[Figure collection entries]
===============

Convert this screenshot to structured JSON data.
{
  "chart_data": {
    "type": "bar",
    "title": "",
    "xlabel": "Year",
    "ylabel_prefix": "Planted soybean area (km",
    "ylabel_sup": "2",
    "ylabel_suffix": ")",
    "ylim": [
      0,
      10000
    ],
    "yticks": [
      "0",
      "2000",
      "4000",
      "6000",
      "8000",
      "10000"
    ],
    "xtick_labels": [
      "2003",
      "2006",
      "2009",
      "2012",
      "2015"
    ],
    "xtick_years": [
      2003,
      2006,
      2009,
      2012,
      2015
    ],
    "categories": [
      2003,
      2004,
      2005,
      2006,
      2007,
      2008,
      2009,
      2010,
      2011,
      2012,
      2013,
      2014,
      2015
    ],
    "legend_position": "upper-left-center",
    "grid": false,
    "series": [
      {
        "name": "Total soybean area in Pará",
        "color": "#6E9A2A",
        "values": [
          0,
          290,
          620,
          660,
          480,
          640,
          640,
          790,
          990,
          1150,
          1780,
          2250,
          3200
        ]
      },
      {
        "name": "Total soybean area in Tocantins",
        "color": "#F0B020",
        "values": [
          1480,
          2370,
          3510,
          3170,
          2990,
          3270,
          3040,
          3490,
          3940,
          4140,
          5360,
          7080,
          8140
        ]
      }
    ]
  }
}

===============

◆ INSTRUCTIONS TO FOLLOW ◆
Hand back the material above in full, exactly as written.

◆ SOLUTION TO THE EXERCISE ◆
Convert this screenshot to structured JSON data.
{
  "chart_data": {
    "type": "bar",
    "title": "",
    "xlabel": "Year",
    "ylabel_prefix": "Planted soybean area (km",
    "ylabel_sup": "2",
    "ylabel_suffix": ")",
    "ylim": [
      0,
      10000
    ],
    "yticks": [
      "0",
      "2000",
      "4000",
      "6000",
      "8000",
      "10000"
    ],
    "xtick_labels": [
      "2003",
      "2006",
      "2009",
      "2012",
      "2015"
    ],
    "xtick_years": [
      2003,
      2006,
      2009,
      2012,
      2015
    ],
    "categories": [
      2003,
      2004,
      2005,
      2006,
      2007,
      2008,
      2009,
      2010,
      2011,
      2012,
      2013,
      2014,
      2015
    ],
    "legend_position": "upper-left-center",
    "grid": false,
    "series": [
      {
        "name": "Total soybean area in Pará",
        "color": "#6E9A2A",
        "values": [
          0,
          290,
          620,
          660,
          480,
          640,
          640,
          790,
          990,
          1150,
          1780,
          2250,
          3200
        ]
      },
      {
        "name": "Total soybean area in Tocantins",
        "color": "#F0B020",
        "values": [
          1480,
          2370,
          3510,
          3170,
          2990,
          3270,
          3040,
          3490,
          3940,
          4140,
          5360,
          7080,
          8140
        ]
      }
    ]
  }
}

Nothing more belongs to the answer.